WHAT IS ASKED ::
Transcribe all of the records word for word, but omit the pictures.

LISTED RECORDS ::
-- -- --

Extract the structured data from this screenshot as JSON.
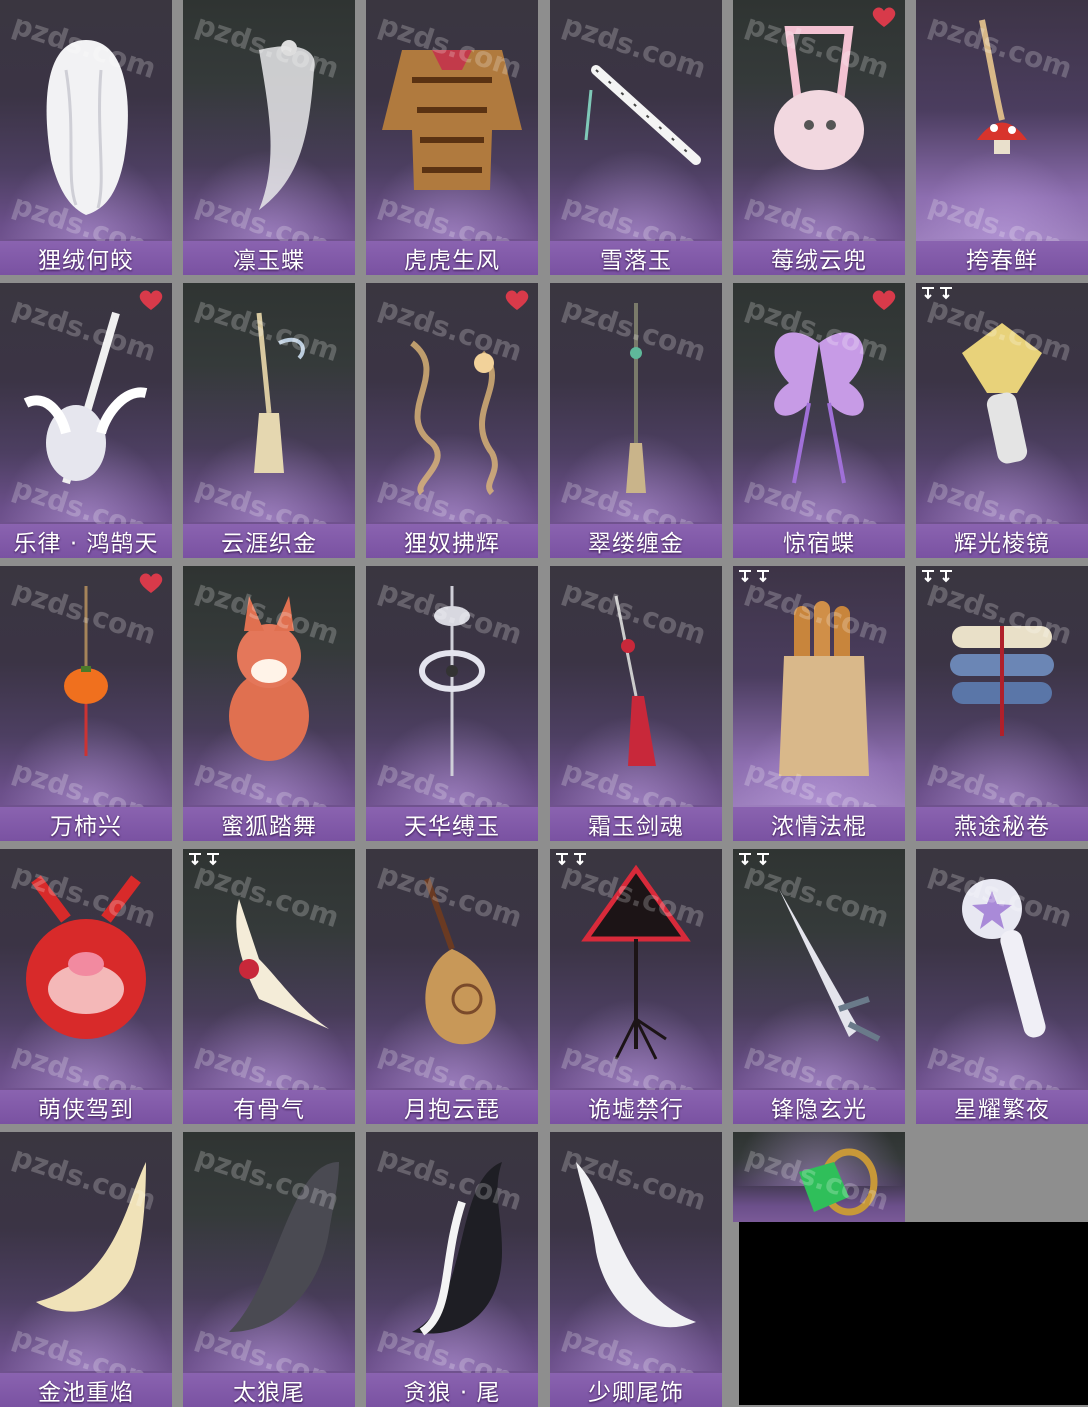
{
  "watermark": "pzds.com",
  "colors": {
    "label_bar": "#7a52a2",
    "heart": "#d83a4a",
    "card_top": "#3a3640",
    "card_bottom": "#7a5a98",
    "page_background": "#8e8e8e",
    "black_box": "#000000"
  },
  "items": [
    {
      "name": "狸绒何皎",
      "icon": "white-hair-icon",
      "favorite": false,
      "bound": false
    },
    {
      "name": "凛玉蝶",
      "icon": "veil-headdress-icon",
      "favorite": false,
      "bound": false
    },
    {
      "name": "虎虎生风",
      "icon": "tiger-costume-icon",
      "favorite": false,
      "bound": false
    },
    {
      "name": "雪落玉",
      "icon": "jade-flute-icon",
      "favorite": false,
      "bound": false
    },
    {
      "name": "莓绒云兜",
      "icon": "pink-bag-icon",
      "favorite": true,
      "bound": false
    },
    {
      "name": "挎春鲜",
      "icon": "mushroom-charm-icon",
      "favorite": false,
      "bound": false
    },
    {
      "name": "乐律 · 鸿鹄天",
      "icon": "winged-guitar-icon",
      "favorite": true,
      "bound": false
    },
    {
      "name": "云涯织金",
      "icon": "tassel-pendant-icon",
      "favorite": false,
      "bound": false
    },
    {
      "name": "狸奴拂辉",
      "icon": "golden-wisps-icon",
      "favorite": true,
      "bound": false
    },
    {
      "name": "翠缕缠金",
      "icon": "jade-tassel-icon",
      "favorite": false,
      "bound": false
    },
    {
      "name": "惊宿蝶",
      "icon": "butterfly-wings-icon",
      "favorite": true,
      "bound": false
    },
    {
      "name": "辉光棱镜",
      "icon": "crystal-scepter-icon",
      "favorite": false,
      "bound": true
    },
    {
      "name": "万柿兴",
      "icon": "persimmon-charm-icon",
      "favorite": true,
      "bound": false
    },
    {
      "name": "蜜狐踏舞",
      "icon": "fox-pet-icon",
      "favorite": false,
      "bound": false
    },
    {
      "name": "天华缚玉",
      "icon": "silver-pendant-icon",
      "favorite": false,
      "bound": false
    },
    {
      "name": "霜玉剑魂",
      "icon": "red-tassel-icon",
      "favorite": false,
      "bound": false
    },
    {
      "name": "浓情法棍",
      "icon": "baguette-bag-icon",
      "favorite": false,
      "bound": true
    },
    {
      "name": "燕途秘卷",
      "icon": "scroll-bundle-icon",
      "favorite": false,
      "bound": true
    },
    {
      "name": "萌侠驾到",
      "icon": "pig-backpack-icon",
      "favorite": false,
      "bound": false
    },
    {
      "name": "有骨气",
      "icon": "bone-charm-icon",
      "favorite": false,
      "bound": true
    },
    {
      "name": "月抱云琵",
      "icon": "pipa-lute-icon",
      "favorite": false,
      "bound": false
    },
    {
      "name": "诡墟禁行",
      "icon": "warning-sign-icon",
      "favorite": false,
      "bound": true
    },
    {
      "name": "锋隐玄光",
      "icon": "dagger-icon",
      "favorite": false,
      "bound": true
    },
    {
      "name": "星耀繁夜",
      "icon": "star-microphone-icon",
      "favorite": false,
      "bound": false
    },
    {
      "name": "金池重焰",
      "icon": "golden-tail-icon",
      "favorite": false,
      "bound": false
    },
    {
      "name": "太狼尾",
      "icon": "grey-wolf-tail-icon",
      "favorite": false,
      "bound": false
    },
    {
      "name": "贪狼 · 尾",
      "icon": "black-white-tail-icon",
      "favorite": false,
      "bound": false
    },
    {
      "name": "少卿尾饰",
      "icon": "white-tail-icon",
      "favorite": false,
      "bound": false
    },
    {
      "name": "",
      "icon": "emerald-ring-icon",
      "favorite": false,
      "bound": false
    }
  ]
}
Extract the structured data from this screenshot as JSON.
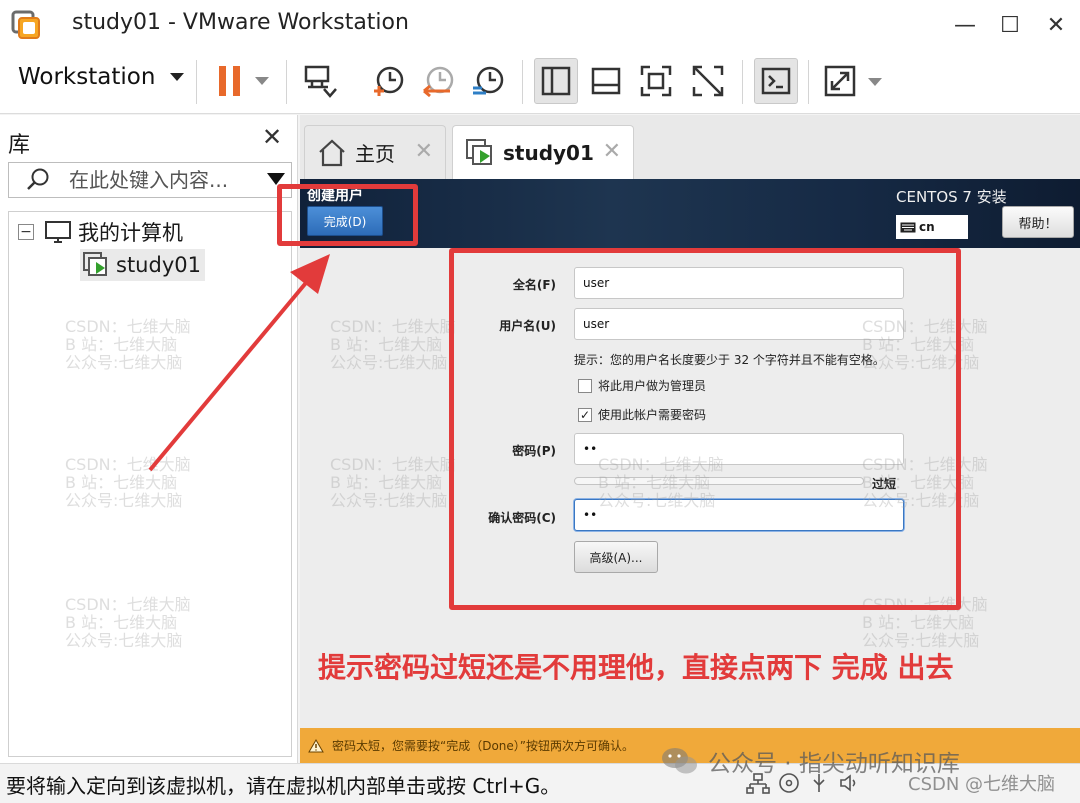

-- -- --

FINISHED ANSWER ::
Extract the structured data from this screenshot as JSON.
{
  "watermark": "pzds.com",
  "colors": {
    "label_bar": "#7a52a2",
    "heart": "#d83a4a",
    "card_top": "#3a3640",
    "card_bottom": "#7a5a98",
    "page_background": "#8e8e8e",
    "black_box": "#000000"
  },
  "items": [
    {
      "name": "狸绒何皎",
      "icon": "white-hair-icon",
      "favorite": false,
      "bound": false
    },
    {
      "name": "凛玉蝶",
      "icon": "veil-headdress-icon",
      "favorite": false,
      "bound": false
    },
    {
      "name": "虎虎生风",
      "icon": "tiger-costume-icon",
      "favorite": false,
      "bound": false
    },
    {
      "name": "雪落玉",
      "icon": "jade-flute-icon",
      "favorite": false,
      "bound": false
    },
    {
      "name": "莓绒云兜",
      "icon": "pink-bag-icon",
      "favorite": true,
      "bound": false
    },
    {
      "name": "挎春鲜",
      "icon": "mushroom-charm-icon",
      "favorite": false,
      "bound": false
    },
    {
      "name": "乐律 · 鸿鹄天",
      "icon": "winged-guitar-icon",
      "favorite": true,
      "bound": false
    },
    {
      "name": "云涯织金",
      "icon": "tassel-pendant-icon",
      "favorite": false,
      "bound": false
    },
    {
      "name": "狸奴拂辉",
      "icon": "golden-wisps-icon",
      "favorite": true,
      "bound": false
    },
    {
      "name": "翠缕缠金",
      "icon": "jade-tassel-icon",
      "favorite": false,
      "bound": false
    },
    {
      "name": "惊宿蝶",
      "icon": "butterfly-wings-icon",
      "favorite": true,
      "bound": false
    },
    {
      "name": "辉光棱镜",
      "icon": "crystal-scepter-icon",
      "favorite": false,
      "bound": true
    },
    {
      "name": "万柿兴",
      "icon": "persimmon-charm-icon",
      "favorite": true,
      "bound": false
    },
    {
      "name": "蜜狐踏舞",
      "icon": "fox-pet-icon",
      "favorite": false,
      "bound": false
    },
    {
      "name": "天华缚玉",
      "icon": "silver-pendant-icon",
      "favorite": false,
      "bound": false
    },
    {
      "name": "霜玉剑魂",
      "icon": "red-tassel-icon",
      "favorite": false,
      "bound": false
    },
    {
      "name": "浓情法棍",
      "icon": "baguette-bag-icon",
      "favorite": false,
      "bound": true
    },
    {
      "name": "燕途秘卷",
      "icon": "scroll-bundle-icon",
      "favorite": false,
      "bound": true
    },
    {
      "name": "萌侠驾到",
      "icon": "pig-backpack-icon",
      "favorite": false,
      "bound": false
    },
    {
      "name": "有骨气",
      "icon": "bone-charm-icon",
      "favorite": false,
      "bound": true
    },
    {
      "name": "月抱云琵",
      "icon": "pipa-lute-icon",
      "favorite": false,
      "bound": false
    },
    {
      "name": "诡墟禁行",
      "icon": "warning-sign-icon",
      "favorite": false,
      "bound": true
    },
    {
      "name": "锋隐玄光",
      "icon": "dagger-icon",
      "favorite": false,
      "bound": true
    },
    {
      "name": "星耀繁夜",
      "icon": "star-microphone-icon",
      "favorite": false,
      "bound": false
    },
    {
      "name": "金池重焰",
      "icon": "golden-tail-icon",
      "favorite": false,
      "bound": false
    },
    {
      "name": "太狼尾",
      "icon": "grey-wolf-tail-icon",
      "favorite": false,
      "bound": false
    },
    {
      "name": "贪狼 · 尾",
      "icon": "black-white-tail-icon",
      "favorite": false,
      "bound": false
    },
    {
      "name": "少卿尾饰",
      "icon": "white-tail-icon",
      "favorite": false,
      "bound": false
    },
    {
      "name": "",
      "icon": "emerald-ring-icon",
      "favorite": false,
      "bound": false
    }
  ]
}
Extract the structured data from this screenshot as JSON.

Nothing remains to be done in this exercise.